Sie könne sich noch genau an die erste Lektüre von Ulrich Bechers "Murmeljagd" erinnern, sagt die Autorin Eva Menasse. "Ich habe von den Figuren geträumt, bin aufgewacht und dachte: Ich muss weiterlesen. Dann gegen Ende hatte ich dieses Gefühl: Bloß nicht zu schnell lesen, jeden Tag nur zehn Seiten, ich will, dass dieses Buch nie zu Ende geht."
Der Roman handelt vom Exil: Der Held, der Journalist Albert Trebla, flieht 1938 aus dem von Nazis besetzten Österreich in die Schweiz, wo seine Freunde und Familienmitglieder auf rätselhafte Weise sterben. Becher (1910-1990), der aus Berlin stammte, war selbst ein unerwünschter Autor. Er lebte in Wien und später in der Schweiz, emigrierte nach Brasilien und in die USA. Seine Karriere begann er zunächst als Kunstmaler, ausbilden ließ er sich von George Grosz. Bekannt wurde er als Bühnenautor.
Buchcover zu Ulrich Bechers "Murmeljagd".
Nach Jahren wieder aufgelegt: Ulrich Bechers "Murmeljagd".© Schöffling + Co
Ulrich Becher ist heute fast vergessen, seine Bücher vergriffen. Um den Autor wieder bekannter zu machen, bringt der Verlag Schöffling und Co. seinen Roman "Murmeljagd" von 1969 neu heraus, zusammen mit den "New Yorker Novellen", drei Erzählungen von 1974. Auf der Verlagswebsite ist die Liste der Lobeshymnen länger als die Buchbeschreibung. Menasse hat das Nachwort zu dem Buch geschrieben.

======

__GESTELLTE AUFGABEN__:
1 - Bei wem ließ sich Ulrich Becher laut dem Textauszug als Kunstmaler ausbilden?
2 - Setzen Sie bitte den Textauszug über Ulrich Bechers „Murmeljagd“ im Anschluss an seinen letzten Satz fort.

__ROHDATEN__:
======

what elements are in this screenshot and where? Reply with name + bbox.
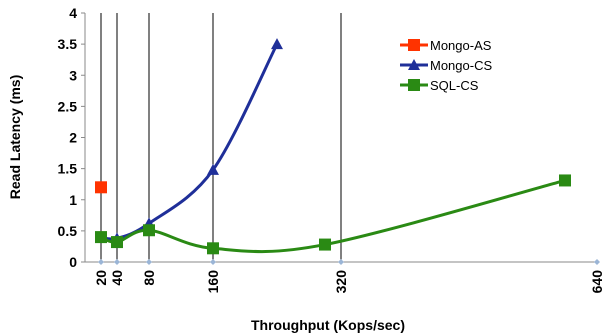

======

__GEORDNETE ANTWORTEN__:
1 - Bei George Grosz.

2 -
Zwischen Lachen und Erschrecken

"Murmeljagd" sei, so Menasse, in einer Sprache geschrieben, die wir heute nicht gewöhnt seien. "Das ist ein expressionistisches Meisterwerk." Becher erweise sich als großer Sprachmeister und tue alles, was mit der deutschen Sprache möglich sei. "Es ist sehr wild, ungezügelt, teilweise kalauerhaft, aber auch unglaublich witzig." Der Roman sei spannend, enthalte unvergessliche Szenen und Figuren. Becher habe die seltene Gabe, das Lachen und Erschrecken miteinander zu verbinden. Er schaffe es, die grässlichste Szene in sarkastischen Humor zu tränken.
Allerdings räumt Menasse ein, dass man sich auf das Buch etwas einlassen müsse, bis man hineinfinde. So beginne es mit einer fantastischen, aber rätselhaften Szene, die man am Ende noch einmal lesen sollte. Dann aber mache Becher einen Fehler, indem er einen zehnseitigen Brief einschiebe. Dieser stelle beim Lesen eine Hürde dar. "Ich flehe Sie an", sagt Menasse. "Lesen Sie bis zum Ende dieses Briefs oder überspringen Sie den Brief. Das Buch beginnt danach." Wenn man sich dann dem Klang überlasse, könne man nicht mehr aufhören.
(leg)

Ulrich Becher: "Murmeljagd"
Schöffling & Co. 2020
712 Seiten, 26 Euro

"New Yorker Novellen"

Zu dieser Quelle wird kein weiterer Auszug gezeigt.